*** Opening Data for processing ***
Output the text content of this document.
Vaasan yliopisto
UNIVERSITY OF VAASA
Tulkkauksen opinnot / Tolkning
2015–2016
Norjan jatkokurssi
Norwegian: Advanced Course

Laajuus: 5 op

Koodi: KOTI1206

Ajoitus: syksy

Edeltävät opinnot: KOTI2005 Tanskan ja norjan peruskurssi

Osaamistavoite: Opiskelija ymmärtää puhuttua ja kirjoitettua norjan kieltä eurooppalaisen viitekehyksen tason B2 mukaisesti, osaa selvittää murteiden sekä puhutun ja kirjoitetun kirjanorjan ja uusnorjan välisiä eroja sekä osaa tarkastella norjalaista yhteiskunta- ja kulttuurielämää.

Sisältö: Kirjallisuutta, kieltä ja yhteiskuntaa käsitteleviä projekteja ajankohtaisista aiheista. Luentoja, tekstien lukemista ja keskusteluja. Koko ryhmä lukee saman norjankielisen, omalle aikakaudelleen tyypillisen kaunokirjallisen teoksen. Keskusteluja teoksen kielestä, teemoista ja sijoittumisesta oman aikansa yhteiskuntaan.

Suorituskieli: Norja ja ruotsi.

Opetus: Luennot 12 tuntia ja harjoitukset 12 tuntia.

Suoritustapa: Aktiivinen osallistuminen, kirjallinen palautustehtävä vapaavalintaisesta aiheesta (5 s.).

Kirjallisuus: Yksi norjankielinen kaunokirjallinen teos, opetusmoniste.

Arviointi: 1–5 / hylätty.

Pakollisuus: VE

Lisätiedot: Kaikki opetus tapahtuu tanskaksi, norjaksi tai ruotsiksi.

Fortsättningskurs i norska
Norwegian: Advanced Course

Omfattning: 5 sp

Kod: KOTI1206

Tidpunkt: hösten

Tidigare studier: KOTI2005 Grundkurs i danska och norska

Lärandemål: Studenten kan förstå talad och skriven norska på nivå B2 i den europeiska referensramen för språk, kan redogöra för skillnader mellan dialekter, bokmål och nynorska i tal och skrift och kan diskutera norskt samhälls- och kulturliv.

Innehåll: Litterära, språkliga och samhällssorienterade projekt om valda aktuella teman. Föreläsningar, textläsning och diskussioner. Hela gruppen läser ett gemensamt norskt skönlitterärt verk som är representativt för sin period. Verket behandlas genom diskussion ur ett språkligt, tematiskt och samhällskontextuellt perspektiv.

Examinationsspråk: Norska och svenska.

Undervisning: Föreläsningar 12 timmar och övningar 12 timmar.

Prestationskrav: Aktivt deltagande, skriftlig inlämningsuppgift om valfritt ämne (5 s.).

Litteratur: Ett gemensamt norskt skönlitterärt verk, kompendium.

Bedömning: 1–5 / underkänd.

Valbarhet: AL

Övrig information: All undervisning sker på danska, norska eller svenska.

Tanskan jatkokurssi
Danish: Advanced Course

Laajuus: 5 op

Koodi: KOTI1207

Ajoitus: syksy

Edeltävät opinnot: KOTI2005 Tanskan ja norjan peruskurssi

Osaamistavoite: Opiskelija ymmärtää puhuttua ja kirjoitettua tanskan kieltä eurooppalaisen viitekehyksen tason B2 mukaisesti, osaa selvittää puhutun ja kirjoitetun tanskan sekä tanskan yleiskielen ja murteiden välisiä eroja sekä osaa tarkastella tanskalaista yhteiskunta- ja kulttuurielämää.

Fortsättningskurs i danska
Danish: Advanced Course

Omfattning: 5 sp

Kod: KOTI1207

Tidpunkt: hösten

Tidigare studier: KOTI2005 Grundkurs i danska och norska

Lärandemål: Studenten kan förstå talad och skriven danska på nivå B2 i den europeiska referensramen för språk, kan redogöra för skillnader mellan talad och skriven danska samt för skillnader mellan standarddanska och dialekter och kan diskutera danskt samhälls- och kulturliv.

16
*** Closing Data for processing ***
Required action: Check each line above for the word "Föreläsningar" and copy the ones that have it.

Result:
Innehåll: Litterära, språkliga och samhällssorienterade projekt om valda aktuella teman. Föreläsningar, textläsning och diskussioner. Hela gruppen läser ett gemensamt norskt skönlitterärt verk som är representativt för sin period. Verket behandlas genom diskussion ur ett språkligt, tematiskt och samhällskontextuellt perspektiv.
Undervisning: Föreläsningar 12 timmar och övningar 12 timmar.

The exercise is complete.